* [Problem details]
Scan the data. Collect each line that contains the word "usages".
[start Data lines]
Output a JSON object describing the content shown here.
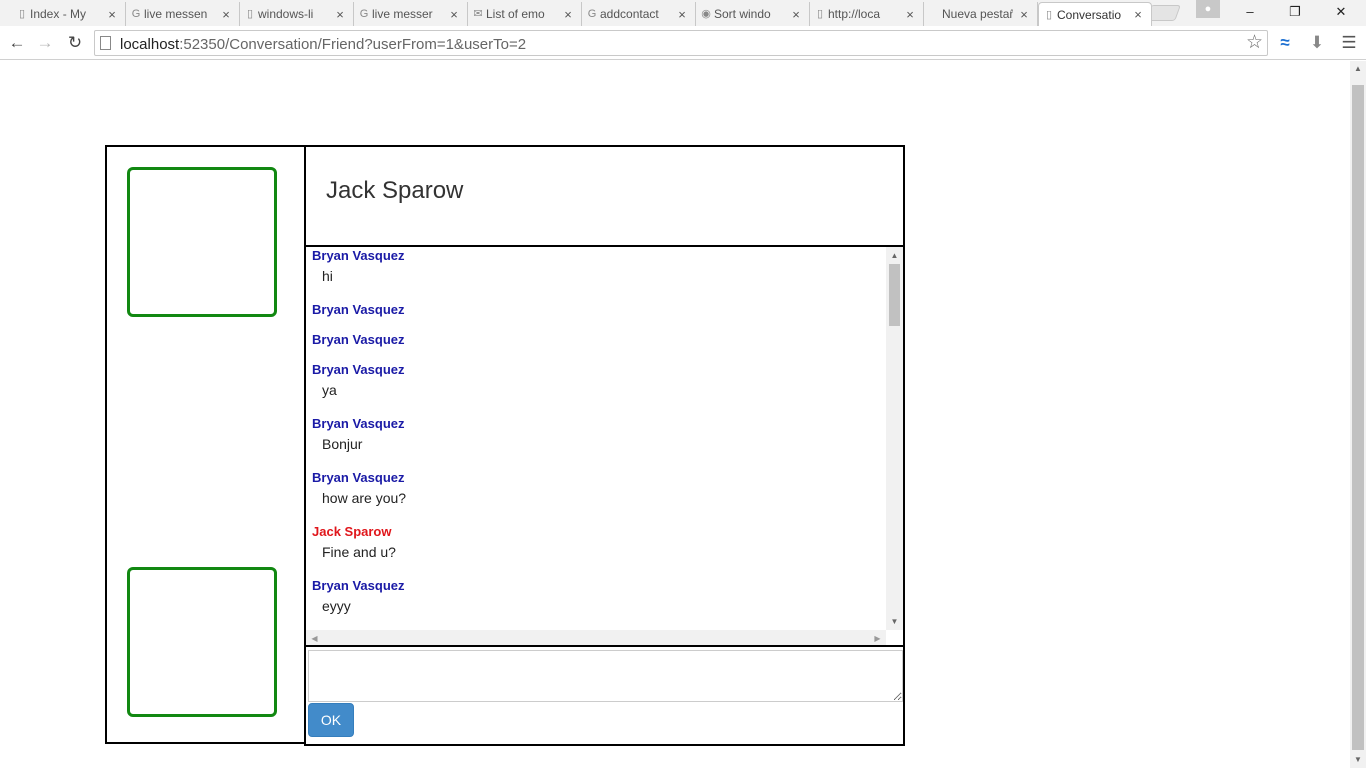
{
  "browser": {
    "tabs": [
      {
        "title": "Index - My",
        "icon": "page"
      },
      {
        "title": "live messen",
        "icon": "google"
      },
      {
        "title": "windows-li",
        "icon": "page"
      },
      {
        "title": "live messer",
        "icon": "google"
      },
      {
        "title": "List of emo",
        "icon": "mail"
      },
      {
        "title": "addcontact",
        "icon": "google"
      },
      {
        "title": "Sort windo",
        "icon": "eye"
      },
      {
        "title": "http://loca",
        "icon": "page"
      },
      {
        "title": "Nueva pestaña",
        "icon": "none"
      },
      {
        "title": "Conversatio",
        "icon": "page",
        "active": true
      }
    ],
    "url_host": "localhost",
    "url_rest": ":52350/Conversation/Friend?userFrom=1&userTo=2",
    "tab_close_glyph": "×",
    "window_buttons": {
      "minimize": "–",
      "restore": "❐",
      "close": "✕"
    }
  },
  "conversation": {
    "friend_name": "Jack Sparow",
    "messages": [
      {
        "sender": "Bryan Vasquez",
        "text": "hi",
        "is_me": true
      },
      {
        "sender": "Bryan Vasquez",
        "text": "",
        "is_me": true
      },
      {
        "sender": "Bryan Vasquez",
        "text": "",
        "is_me": true
      },
      {
        "sender": "Bryan Vasquez",
        "text": "ya",
        "is_me": true
      },
      {
        "sender": "Bryan Vasquez",
        "text": "Bonjur",
        "is_me": true
      },
      {
        "sender": "Bryan Vasquez",
        "text": "how are you?",
        "is_me": true
      },
      {
        "sender": "Jack Sparow",
        "text": "Fine and u?",
        "is_me": false
      },
      {
        "sender": "Bryan Vasquez",
        "text": "eyyy",
        "is_me": true
      }
    ],
    "input_value": "",
    "send_label": "OK"
  },
  "colors": {
    "me_sender": "#1a1aa6",
    "friend_sender": "#e0161b",
    "avatar_border": "#118811",
    "button": "#428bca"
  }
}
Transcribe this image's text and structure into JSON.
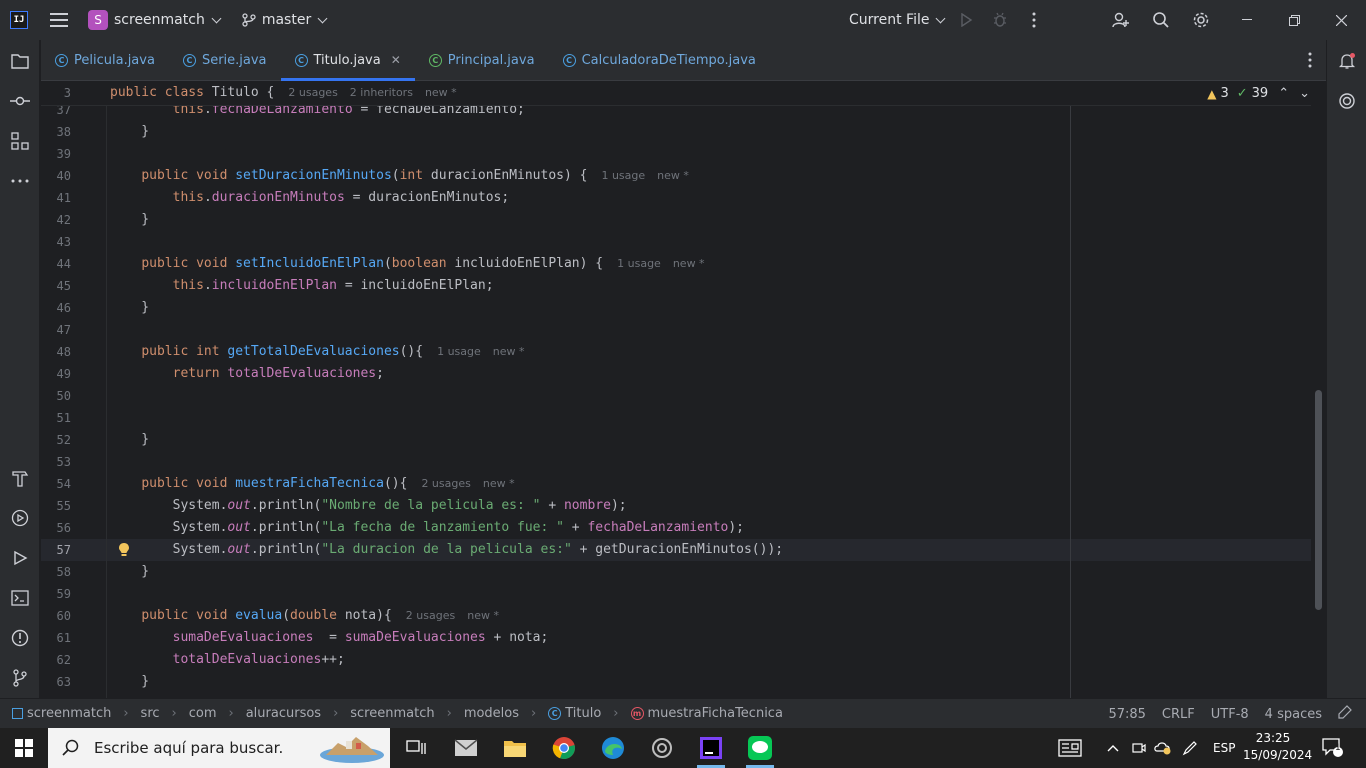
{
  "titlebar": {
    "app_logo_text": "IJ",
    "project_initial": "S",
    "project_name": "screenmatch",
    "branch": "master",
    "run_config": "Current File"
  },
  "tabs": [
    {
      "label": "Pelicula.java"
    },
    {
      "label": "Serie.java"
    },
    {
      "label": "Titulo.java",
      "active": true
    },
    {
      "label": "Principal.java"
    },
    {
      "label": "CalculadoraDeTiempo.java"
    }
  ],
  "editor": {
    "sticky": {
      "line": "3",
      "hint1": "2 usages",
      "hint2": "2 inheritors",
      "hint3": "new *"
    },
    "inspections": {
      "warnings": "3",
      "ok": "39"
    },
    "line_numbers": [
      "37",
      "38",
      "39",
      "40",
      "41",
      "42",
      "43",
      "44",
      "45",
      "46",
      "47",
      "48",
      "49",
      "50",
      "51",
      "52",
      "53",
      "54",
      "55",
      "56",
      "57",
      "58",
      "59",
      "60",
      "61",
      "62",
      "63"
    ],
    "hints": {
      "l40_usage": "1 usage",
      "l40_new": "new *",
      "l44_usage": "1 usage",
      "l44_new": "new *",
      "l48_usage": "1 usage",
      "l48_new": "new *",
      "l54_usage": "2 usages",
      "l54_new": "new *",
      "l60_usage": "2 usages",
      "l60_new": "new *"
    },
    "cursor_line": "57"
  },
  "statusbar": {
    "breadcrumbs": [
      "screenmatch",
      "src",
      "com",
      "aluracursos",
      "screenmatch",
      "modelos",
      "Titulo",
      "muestraFichaTecnica"
    ],
    "position": "57:85",
    "line_sep": "CRLF",
    "encoding": "UTF-8",
    "indent": "4 spaces"
  },
  "taskbar": {
    "search_placeholder": "Escribe aquí para buscar.",
    "lang": "ESP",
    "time": "23:25",
    "date": "15/09/2024",
    "notif_count": "1"
  },
  "colors": {
    "keyword": "#cf8e6d",
    "function": "#56a8f5",
    "field": "#c77dbb",
    "string": "#6aab73",
    "accent": "#3574f0",
    "editor_bg": "#1e1f22",
    "panel_bg": "#2b2d30"
  }
}
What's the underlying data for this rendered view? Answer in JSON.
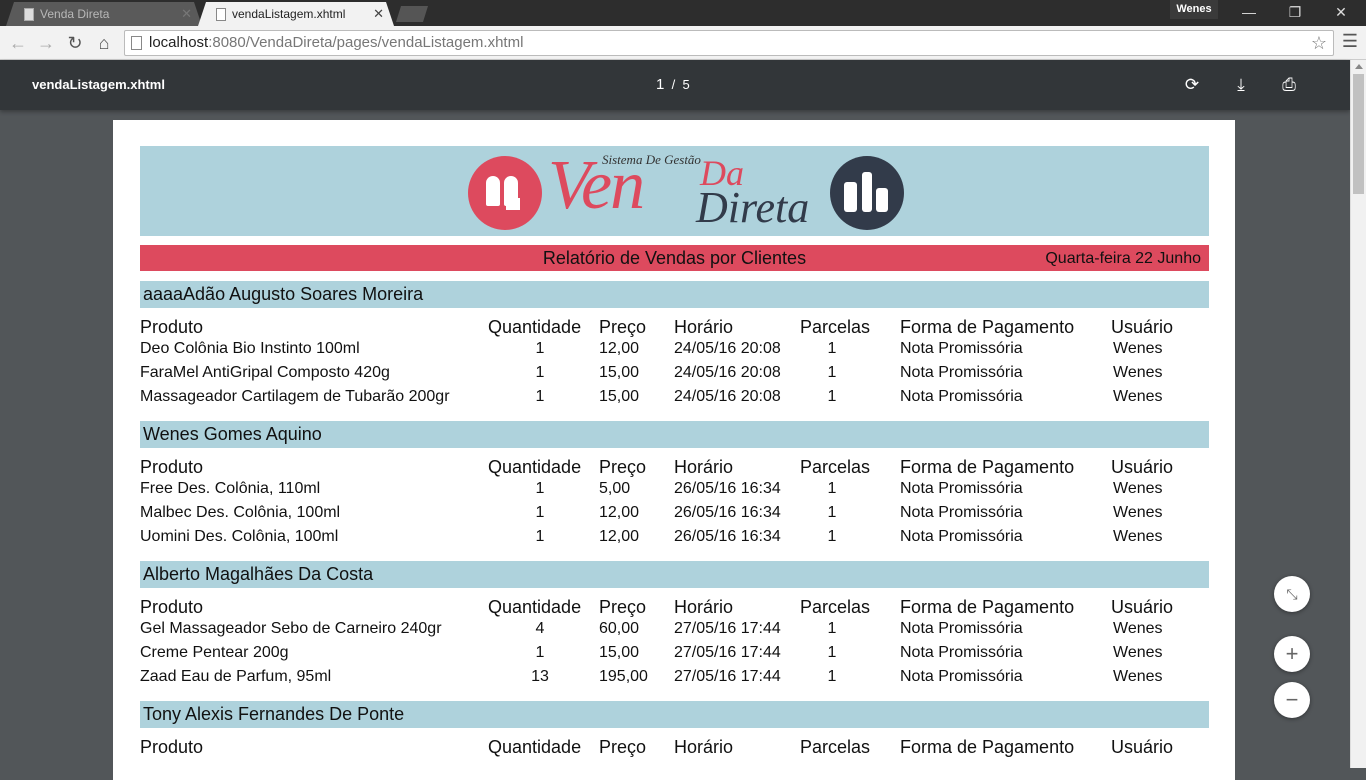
{
  "browser": {
    "tabs": [
      {
        "title": "Venda Direta",
        "active": false
      },
      {
        "title": "vendaListagem.xhtml",
        "active": true
      }
    ],
    "profile": "Wenes",
    "url_host": "localhost",
    "url_rest": ":8080/VendaDireta/pages/vendaListagem.xhtml"
  },
  "pdf": {
    "title": "vendaListagem.xhtml",
    "current_page": "1",
    "separator": "/",
    "total_pages": "5"
  },
  "report": {
    "logo_tagline": "Sistema De Gestão",
    "logo_ven": "Ven",
    "logo_da": "Da",
    "logo_direta": "Direta",
    "title": "Relatório de Vendas por Clientes",
    "date": "Quarta-feira 22 Junho",
    "columns": [
      "Produto",
      "Quantidade",
      "Preço",
      "Horário",
      "Parcelas",
      "Forma de Pagamento",
      "Usuário"
    ],
    "groups": [
      {
        "client": "aaaaAdão Augusto Soares Moreira",
        "rows": [
          [
            "Deo Colônia Bio Instinto 100ml",
            "1",
            "12,00",
            "24/05/16 20:08",
            "1",
            "Nota Promissória",
            "Wenes"
          ],
          [
            "FaraMel  AntiGripal Composto 420g",
            "1",
            "15,00",
            "24/05/16 20:08",
            "1",
            "Nota Promissória",
            "Wenes"
          ],
          [
            "Massageador Cartilagem de Tubarão 200gr",
            "1",
            "15,00",
            "24/05/16 20:08",
            "1",
            "Nota Promissória",
            "Wenes"
          ]
        ]
      },
      {
        "client": "Wenes Gomes Aquino",
        "rows": [
          [
            "Free Des. Colônia, 110ml",
            "1",
            "5,00",
            "26/05/16 16:34",
            "1",
            "Nota Promissória",
            "Wenes"
          ],
          [
            "Malbec Des. Colônia, 100ml",
            "1",
            "12,00",
            "26/05/16 16:34",
            "1",
            "Nota Promissória",
            "Wenes"
          ],
          [
            "Uomini Des. Colônia, 100ml",
            "1",
            "12,00",
            "26/05/16 16:34",
            "1",
            "Nota Promissória",
            "Wenes"
          ]
        ]
      },
      {
        "client": "Alberto Magalhães Da Costa",
        "rows": [
          [
            "Gel Massageador Sebo de Carneiro 240gr",
            "4",
            "60,00",
            "27/05/16 17:44",
            "1",
            "Nota Promissória",
            "Wenes"
          ],
          [
            "Creme Pentear 200g",
            "1",
            "15,00",
            "27/05/16 17:44",
            "1",
            "Nota Promissória",
            "Wenes"
          ],
          [
            "Zaad Eau de Parfum, 95ml",
            "13",
            "195,00",
            "27/05/16 17:44",
            "1",
            "Nota Promissória",
            "Wenes"
          ]
        ]
      },
      {
        "client": "Tony Alexis Fernandes De Ponte",
        "rows": []
      }
    ]
  }
}
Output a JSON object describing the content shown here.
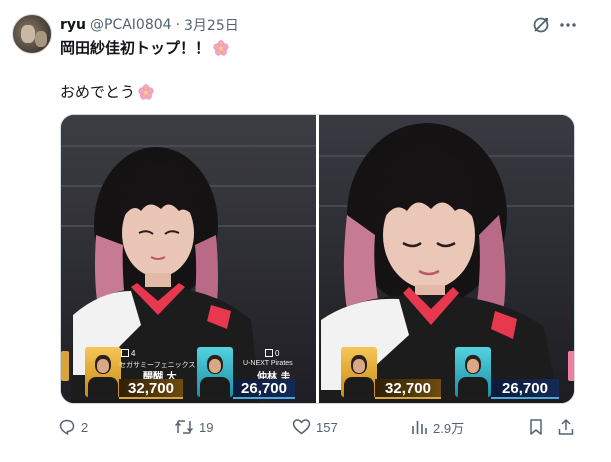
{
  "tweet": {
    "author_name": "ryu",
    "handle": "@PCAI0804",
    "separator": "·",
    "date": "3月25日",
    "line1": "岡田紗佳初トップ！！",
    "line2": "おめでとう",
    "emoji_icon": "cherry-blossom-icon"
  },
  "media": {
    "left": {
      "player1_score": "32,700",
      "player1_team": "セガサミーフェニックス",
      "player1_name": "醍醐 大",
      "player1_seat": "4",
      "player2_score": "26,700",
      "player2_team": "U-NEXT Pirates",
      "player2_name": "仲林 圭",
      "player2_seat": "0"
    },
    "right": {
      "player1_score": "32,700",
      "player2_score": "26,700"
    }
  },
  "actions": {
    "replies": "2",
    "retweets": "19",
    "likes": "157",
    "views": "2.9万"
  },
  "colors": {
    "text_primary": "#0f1419",
    "text_secondary": "#536471",
    "border": "#cfd9de",
    "accent_pink": "#f4a7c0"
  }
}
[end Data lines]
* [Solution to the exercise]
      "hint1": "2 usages",
      "l54_usage": "2 usages",
      "l60_usage": "2 usages",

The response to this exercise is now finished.